[Some records]
------------

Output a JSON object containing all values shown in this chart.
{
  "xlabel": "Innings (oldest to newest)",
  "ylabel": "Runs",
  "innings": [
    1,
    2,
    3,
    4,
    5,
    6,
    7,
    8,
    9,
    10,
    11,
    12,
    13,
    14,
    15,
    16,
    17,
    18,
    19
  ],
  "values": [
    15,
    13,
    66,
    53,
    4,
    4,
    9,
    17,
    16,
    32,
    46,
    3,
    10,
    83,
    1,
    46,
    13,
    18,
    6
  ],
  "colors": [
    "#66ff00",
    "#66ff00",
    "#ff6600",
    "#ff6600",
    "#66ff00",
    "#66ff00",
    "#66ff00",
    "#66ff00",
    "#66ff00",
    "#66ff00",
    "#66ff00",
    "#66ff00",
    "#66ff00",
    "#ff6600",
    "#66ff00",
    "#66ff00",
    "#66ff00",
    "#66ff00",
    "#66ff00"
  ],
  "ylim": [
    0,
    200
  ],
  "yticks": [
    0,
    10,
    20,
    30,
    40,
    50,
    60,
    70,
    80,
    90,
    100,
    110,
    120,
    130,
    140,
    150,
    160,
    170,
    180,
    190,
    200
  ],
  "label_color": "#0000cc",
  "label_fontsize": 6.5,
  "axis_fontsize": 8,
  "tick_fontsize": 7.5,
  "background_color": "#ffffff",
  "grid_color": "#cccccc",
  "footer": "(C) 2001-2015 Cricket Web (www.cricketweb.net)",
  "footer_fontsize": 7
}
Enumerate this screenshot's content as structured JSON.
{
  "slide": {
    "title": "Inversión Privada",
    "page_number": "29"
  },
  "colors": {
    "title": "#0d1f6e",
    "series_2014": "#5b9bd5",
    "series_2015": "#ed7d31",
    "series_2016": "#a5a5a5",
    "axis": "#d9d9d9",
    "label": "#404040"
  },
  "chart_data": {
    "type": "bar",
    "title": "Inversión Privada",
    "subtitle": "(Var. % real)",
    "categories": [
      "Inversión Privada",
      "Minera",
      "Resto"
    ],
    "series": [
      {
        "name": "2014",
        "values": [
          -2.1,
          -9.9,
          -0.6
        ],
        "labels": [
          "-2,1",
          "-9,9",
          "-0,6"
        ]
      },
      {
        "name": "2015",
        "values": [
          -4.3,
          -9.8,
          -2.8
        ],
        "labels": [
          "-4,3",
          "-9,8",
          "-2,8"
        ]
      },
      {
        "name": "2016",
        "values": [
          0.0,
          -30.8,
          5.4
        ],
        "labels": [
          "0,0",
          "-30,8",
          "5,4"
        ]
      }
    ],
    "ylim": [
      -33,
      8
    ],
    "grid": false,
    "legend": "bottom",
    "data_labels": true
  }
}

------------

=== DIRECTIVE ===
Transcribe every entry exactly.

=== PROBLEM SOLUTION ===
Output a JSON object containing all values shown in this chart.
{
  "xlabel": "Innings (oldest to newest)",
  "ylabel": "Runs",
  "innings": [
    1,
    2,
    3,
    4,
    5,
    6,
    7,
    8,
    9,
    10,
    11,
    12,
    13,
    14,
    15,
    16,
    17,
    18,
    19
  ],
  "values": [
    15,
    13,
    66,
    53,
    4,
    4,
    9,
    17,
    16,
    32,
    46,
    3,
    10,
    83,
    1,
    46,
    13,
    18,
    6
  ],
  "colors": [
    "#66ff00",
    "#66ff00",
    "#ff6600",
    "#ff6600",
    "#66ff00",
    "#66ff00",
    "#66ff00",
    "#66ff00",
    "#66ff00",
    "#66ff00",
    "#66ff00",
    "#66ff00",
    "#66ff00",
    "#ff6600",
    "#66ff00",
    "#66ff00",
    "#66ff00",
    "#66ff00",
    "#66ff00"
  ],
  "ylim": [
    0,
    200
  ],
  "yticks": [
    0,
    10,
    20,
    30,
    40,
    50,
    60,
    70,
    80,
    90,
    100,
    110,
    120,
    130,
    140,
    150,
    160,
    170,
    180,
    190,
    200
  ],
  "label_color": "#0000cc",
  "label_fontsize": 6.5,
  "axis_fontsize": 8,
  "tick_fontsize": 7.5,
  "background_color": "#ffffff",
  "grid_color": "#cccccc",
  "footer": "(C) 2001-2015 Cricket Web (www.cricketweb.net)",
  "footer_fontsize": 7
}
Enumerate this screenshot's content as structured JSON.
{
  "slide": {
    "title": "Inversión Privada",
    "page_number": "29"
  },
  "colors": {
    "title": "#0d1f6e",
    "series_2014": "#5b9bd5",
    "series_2015": "#ed7d31",
    "series_2016": "#a5a5a5",
    "axis": "#d9d9d9",
    "label": "#404040"
  },
  "chart_data": {
    "type": "bar",
    "title": "Inversión Privada",
    "subtitle": "(Var. % real)",
    "categories": [
      "Inversión Privada",
      "Minera",
      "Resto"
    ],
    "series": [
      {
        "name": "2014",
        "values": [
          -2.1,
          -9.9,
          -0.6
        ],
        "labels": [
          "-2,1",
          "-9,9",
          "-0,6"
        ]
      },
      {
        "name": "2015",
        "values": [
          -4.3,
          -9.8,
          -2.8
        ],
        "labels": [
          "-4,3",
          "-9,8",
          "-2,8"
        ]
      },
      {
        "name": "2016",
        "values": [
          0.0,
          -30.8,
          5.4
        ],
        "labels": [
          "0,0",
          "-30,8",
          "5,4"
        ]
      }
    ],
    "ylim": [
      -33,
      8
    ],
    "grid": false,
    "legend": "bottom",
    "data_labels": true
  }
}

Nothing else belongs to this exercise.